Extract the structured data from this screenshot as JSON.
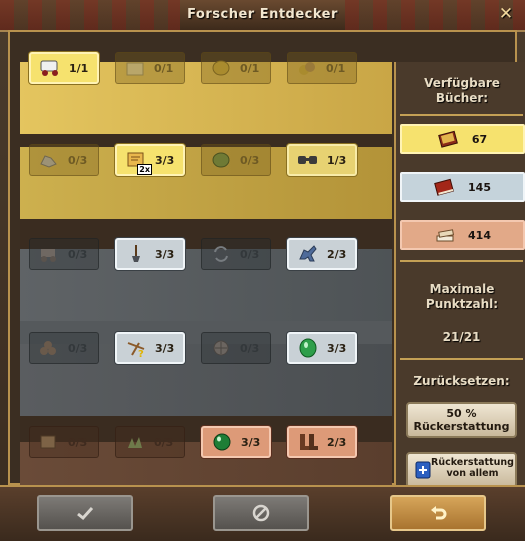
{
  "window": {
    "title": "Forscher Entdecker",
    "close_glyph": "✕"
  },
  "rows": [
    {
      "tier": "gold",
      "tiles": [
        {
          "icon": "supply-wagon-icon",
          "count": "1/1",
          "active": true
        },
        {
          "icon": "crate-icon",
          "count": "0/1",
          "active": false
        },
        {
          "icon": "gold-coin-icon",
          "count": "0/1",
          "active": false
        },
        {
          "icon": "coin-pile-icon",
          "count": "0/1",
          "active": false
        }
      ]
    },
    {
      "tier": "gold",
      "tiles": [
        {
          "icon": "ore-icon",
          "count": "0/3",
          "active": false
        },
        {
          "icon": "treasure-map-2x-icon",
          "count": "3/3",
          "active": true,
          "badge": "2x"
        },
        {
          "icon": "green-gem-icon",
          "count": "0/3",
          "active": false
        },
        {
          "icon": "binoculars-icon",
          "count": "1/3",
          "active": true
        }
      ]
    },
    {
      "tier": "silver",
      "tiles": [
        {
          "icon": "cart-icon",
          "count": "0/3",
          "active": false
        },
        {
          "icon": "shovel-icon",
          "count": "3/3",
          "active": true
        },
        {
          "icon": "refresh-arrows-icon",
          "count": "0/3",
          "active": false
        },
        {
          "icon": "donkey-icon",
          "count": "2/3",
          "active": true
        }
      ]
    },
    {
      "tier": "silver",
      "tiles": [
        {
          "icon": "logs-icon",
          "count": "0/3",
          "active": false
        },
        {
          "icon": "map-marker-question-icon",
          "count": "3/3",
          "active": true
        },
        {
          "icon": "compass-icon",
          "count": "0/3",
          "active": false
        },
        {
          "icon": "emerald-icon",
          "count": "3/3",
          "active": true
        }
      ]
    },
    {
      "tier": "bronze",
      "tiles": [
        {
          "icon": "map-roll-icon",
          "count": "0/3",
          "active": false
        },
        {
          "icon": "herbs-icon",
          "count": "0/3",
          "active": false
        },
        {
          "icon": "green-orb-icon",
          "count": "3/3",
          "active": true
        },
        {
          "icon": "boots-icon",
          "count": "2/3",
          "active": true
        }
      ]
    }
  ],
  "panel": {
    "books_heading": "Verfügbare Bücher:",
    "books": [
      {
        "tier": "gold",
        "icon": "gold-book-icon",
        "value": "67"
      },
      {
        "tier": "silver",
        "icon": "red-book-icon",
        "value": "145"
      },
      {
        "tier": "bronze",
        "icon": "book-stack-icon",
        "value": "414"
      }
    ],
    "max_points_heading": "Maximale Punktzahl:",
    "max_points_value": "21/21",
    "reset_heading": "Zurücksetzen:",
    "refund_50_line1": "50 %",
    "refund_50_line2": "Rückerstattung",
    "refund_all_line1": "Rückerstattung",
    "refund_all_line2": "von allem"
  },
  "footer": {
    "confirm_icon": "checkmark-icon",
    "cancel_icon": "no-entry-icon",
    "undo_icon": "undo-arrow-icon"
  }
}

--

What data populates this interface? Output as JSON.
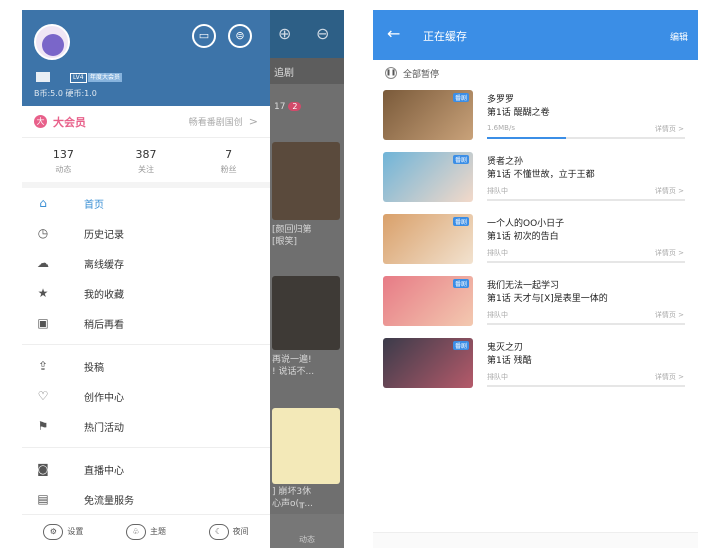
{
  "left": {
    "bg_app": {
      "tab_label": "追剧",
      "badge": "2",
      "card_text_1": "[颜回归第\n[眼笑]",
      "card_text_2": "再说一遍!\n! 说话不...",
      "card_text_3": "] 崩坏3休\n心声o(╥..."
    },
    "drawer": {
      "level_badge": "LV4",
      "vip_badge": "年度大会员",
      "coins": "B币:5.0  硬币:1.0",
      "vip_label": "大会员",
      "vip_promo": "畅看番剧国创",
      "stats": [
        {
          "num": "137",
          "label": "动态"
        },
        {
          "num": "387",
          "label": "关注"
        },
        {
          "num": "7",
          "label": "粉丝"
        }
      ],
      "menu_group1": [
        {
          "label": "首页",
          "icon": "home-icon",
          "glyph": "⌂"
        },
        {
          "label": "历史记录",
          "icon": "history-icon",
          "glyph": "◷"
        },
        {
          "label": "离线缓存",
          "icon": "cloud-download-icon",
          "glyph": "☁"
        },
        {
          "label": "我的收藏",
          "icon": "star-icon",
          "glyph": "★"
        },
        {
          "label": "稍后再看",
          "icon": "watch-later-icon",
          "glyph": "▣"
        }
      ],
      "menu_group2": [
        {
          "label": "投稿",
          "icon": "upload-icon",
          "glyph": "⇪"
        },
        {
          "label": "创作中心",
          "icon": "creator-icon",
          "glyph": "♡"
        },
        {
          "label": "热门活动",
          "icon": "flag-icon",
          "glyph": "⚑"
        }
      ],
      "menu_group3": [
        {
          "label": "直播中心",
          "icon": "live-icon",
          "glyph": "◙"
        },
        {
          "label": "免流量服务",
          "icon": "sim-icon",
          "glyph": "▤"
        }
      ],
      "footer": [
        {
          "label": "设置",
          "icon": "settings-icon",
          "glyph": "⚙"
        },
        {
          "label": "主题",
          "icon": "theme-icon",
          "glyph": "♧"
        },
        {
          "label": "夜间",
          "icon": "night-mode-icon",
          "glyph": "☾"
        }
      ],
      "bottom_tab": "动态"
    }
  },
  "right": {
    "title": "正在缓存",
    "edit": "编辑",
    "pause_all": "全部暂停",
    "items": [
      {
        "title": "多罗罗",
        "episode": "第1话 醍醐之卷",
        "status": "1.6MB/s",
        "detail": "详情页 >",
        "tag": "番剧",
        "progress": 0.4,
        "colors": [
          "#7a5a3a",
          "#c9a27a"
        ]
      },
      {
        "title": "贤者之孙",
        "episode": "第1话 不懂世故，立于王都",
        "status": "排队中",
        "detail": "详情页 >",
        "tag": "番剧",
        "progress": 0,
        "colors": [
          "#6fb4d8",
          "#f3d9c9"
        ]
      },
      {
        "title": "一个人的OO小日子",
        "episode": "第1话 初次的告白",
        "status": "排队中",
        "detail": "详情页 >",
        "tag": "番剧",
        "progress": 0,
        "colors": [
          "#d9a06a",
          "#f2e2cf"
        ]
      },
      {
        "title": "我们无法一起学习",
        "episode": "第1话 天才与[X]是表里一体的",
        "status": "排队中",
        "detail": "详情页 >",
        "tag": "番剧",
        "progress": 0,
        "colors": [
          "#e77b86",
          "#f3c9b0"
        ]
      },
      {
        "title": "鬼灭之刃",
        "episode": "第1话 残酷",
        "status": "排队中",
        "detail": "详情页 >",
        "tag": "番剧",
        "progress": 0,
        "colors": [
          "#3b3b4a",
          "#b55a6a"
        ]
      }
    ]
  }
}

BRIEF: From the listing above, copy every line that holds the string "green".

SOLUTION TO THE EXERCISE:
          "icon": "green-gem-icon",
          "icon": "green-orb-icon",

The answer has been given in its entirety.